JOB
Only the lines holding the string "also" are needed. Copy each one.

RECORDS FOR THIS TASK

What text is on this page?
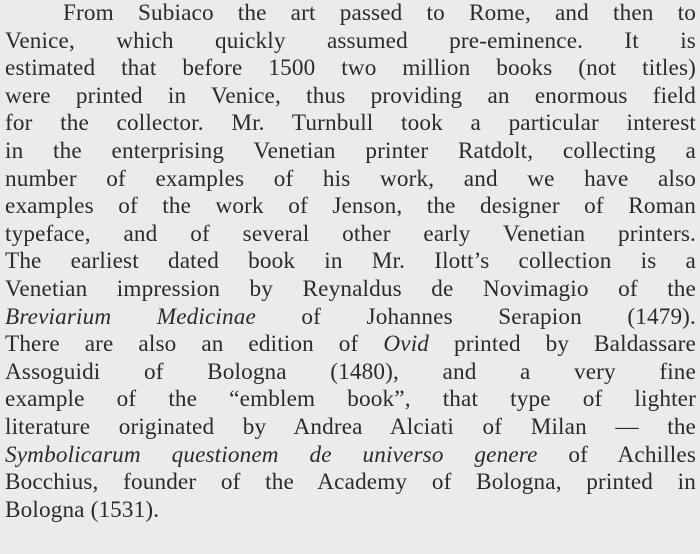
From Subiaco the art passed to Rome, and then to
Venice, which quickly assumed pre-eminence. It is
estimated that before 1500 two million books (not titles)
were printed in Venice, thus providing an enormous field
for the collector. Mr. Turnbull took a particular interest
in the enterprising Venetian printer Ratdolt, collecting a
number of examples of his work, and we have also
examples of the work of Jenson, the designer of Roman
typeface, and of several other early Venetian printers.
The earliest dated book in Mr. Ilott’s collection is a
Venetian impression by Reynaldus de Novimagio of the
Breviarium Medicinae of Johannes Serapion (1479).
There are also an edition of Ovid printed by Baldassare
Assoguidi of Bologna (1480), and a very fine
example of the “emblem book”, that type of lighter
literature originated by Andrea Alciati of Milan — the
Symbolicarum questionem de universo genere of Achilles
Bocchius, founder of the Academy of Bologna, printed in
Bologna (1531).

TASK RESPONSE
number of examples of his work, and we have also
There are also an edition of Ovid printed by Baldassare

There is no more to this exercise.